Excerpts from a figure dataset
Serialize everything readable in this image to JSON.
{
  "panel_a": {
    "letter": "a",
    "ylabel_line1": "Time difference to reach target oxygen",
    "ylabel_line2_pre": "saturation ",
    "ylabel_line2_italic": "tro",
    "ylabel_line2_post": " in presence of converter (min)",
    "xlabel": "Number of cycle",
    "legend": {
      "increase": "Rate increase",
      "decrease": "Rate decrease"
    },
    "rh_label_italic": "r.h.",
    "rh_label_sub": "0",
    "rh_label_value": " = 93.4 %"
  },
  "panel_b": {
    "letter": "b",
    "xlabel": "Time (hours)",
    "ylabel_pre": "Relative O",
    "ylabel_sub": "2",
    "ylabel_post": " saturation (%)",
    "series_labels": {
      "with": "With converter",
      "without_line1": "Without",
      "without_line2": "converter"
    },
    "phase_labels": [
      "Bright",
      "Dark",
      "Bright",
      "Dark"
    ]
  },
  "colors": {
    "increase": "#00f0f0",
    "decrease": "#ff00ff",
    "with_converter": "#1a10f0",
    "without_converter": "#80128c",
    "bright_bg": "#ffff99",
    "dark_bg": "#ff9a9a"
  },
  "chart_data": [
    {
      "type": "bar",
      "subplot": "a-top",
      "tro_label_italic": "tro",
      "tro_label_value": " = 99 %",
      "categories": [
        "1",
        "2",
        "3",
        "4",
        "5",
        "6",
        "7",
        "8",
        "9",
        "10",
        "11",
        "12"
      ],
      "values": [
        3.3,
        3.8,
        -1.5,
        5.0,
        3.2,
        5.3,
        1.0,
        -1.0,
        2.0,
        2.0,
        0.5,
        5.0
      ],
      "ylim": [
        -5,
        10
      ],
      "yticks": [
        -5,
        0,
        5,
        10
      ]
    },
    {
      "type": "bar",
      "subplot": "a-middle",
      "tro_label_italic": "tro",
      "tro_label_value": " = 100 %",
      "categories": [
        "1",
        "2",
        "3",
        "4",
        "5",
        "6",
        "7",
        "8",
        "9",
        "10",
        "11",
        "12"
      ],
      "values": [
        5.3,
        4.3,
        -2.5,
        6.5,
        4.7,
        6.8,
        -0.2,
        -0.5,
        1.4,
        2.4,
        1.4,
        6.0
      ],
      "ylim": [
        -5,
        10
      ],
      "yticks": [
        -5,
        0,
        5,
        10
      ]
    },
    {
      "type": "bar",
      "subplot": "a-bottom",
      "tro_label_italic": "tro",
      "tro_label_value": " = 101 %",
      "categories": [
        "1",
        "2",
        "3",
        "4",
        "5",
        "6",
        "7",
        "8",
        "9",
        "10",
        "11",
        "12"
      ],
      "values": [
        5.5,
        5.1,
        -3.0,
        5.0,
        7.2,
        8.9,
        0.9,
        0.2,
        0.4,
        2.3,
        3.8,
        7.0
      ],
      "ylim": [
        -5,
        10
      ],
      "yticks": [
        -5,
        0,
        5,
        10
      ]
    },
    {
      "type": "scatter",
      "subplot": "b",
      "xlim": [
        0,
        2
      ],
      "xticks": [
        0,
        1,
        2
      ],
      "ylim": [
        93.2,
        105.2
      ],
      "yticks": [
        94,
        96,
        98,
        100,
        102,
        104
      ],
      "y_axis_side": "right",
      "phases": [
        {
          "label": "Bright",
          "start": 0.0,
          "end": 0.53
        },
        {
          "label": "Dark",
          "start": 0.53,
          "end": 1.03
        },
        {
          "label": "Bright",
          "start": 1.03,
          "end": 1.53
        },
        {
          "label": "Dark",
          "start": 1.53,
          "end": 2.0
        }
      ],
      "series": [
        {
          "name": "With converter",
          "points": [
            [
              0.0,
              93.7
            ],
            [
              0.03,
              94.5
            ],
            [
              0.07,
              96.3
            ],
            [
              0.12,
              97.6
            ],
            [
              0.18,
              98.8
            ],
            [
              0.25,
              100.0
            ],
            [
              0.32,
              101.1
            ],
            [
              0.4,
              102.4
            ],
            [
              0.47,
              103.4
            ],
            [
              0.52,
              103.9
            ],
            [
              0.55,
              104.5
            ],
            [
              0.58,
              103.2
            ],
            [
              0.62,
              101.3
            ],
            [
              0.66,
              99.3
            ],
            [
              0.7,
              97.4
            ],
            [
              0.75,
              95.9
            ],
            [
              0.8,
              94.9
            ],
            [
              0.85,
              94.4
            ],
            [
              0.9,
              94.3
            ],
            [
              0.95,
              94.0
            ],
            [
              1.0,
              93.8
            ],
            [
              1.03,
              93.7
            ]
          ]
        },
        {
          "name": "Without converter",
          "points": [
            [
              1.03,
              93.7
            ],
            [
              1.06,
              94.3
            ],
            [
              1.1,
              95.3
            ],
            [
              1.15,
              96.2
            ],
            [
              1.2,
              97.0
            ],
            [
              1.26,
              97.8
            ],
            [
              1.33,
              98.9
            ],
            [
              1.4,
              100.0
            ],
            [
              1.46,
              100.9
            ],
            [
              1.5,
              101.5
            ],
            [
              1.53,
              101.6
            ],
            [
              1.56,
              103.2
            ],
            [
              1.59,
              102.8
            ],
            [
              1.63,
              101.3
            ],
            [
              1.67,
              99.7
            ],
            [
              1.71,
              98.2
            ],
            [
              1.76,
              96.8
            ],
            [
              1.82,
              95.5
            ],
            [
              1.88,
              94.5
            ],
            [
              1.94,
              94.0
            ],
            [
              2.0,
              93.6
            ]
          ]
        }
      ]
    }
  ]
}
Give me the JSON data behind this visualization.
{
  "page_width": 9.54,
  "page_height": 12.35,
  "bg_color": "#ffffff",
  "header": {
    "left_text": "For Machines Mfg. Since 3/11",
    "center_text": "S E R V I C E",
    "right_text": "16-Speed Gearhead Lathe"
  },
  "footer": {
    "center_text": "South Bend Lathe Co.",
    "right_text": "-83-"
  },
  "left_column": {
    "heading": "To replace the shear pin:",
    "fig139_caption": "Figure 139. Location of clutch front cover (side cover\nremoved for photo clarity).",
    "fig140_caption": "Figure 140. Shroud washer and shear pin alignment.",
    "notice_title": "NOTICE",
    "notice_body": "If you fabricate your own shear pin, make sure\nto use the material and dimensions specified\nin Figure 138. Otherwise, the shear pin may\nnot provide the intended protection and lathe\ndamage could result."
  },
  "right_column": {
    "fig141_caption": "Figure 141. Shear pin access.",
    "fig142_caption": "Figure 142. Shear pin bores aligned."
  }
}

Aim
Find and copy each line above that includes the string "increase".

Solution for this problem
      "increase": "Rate increase",
    "increase": "#00f0f0",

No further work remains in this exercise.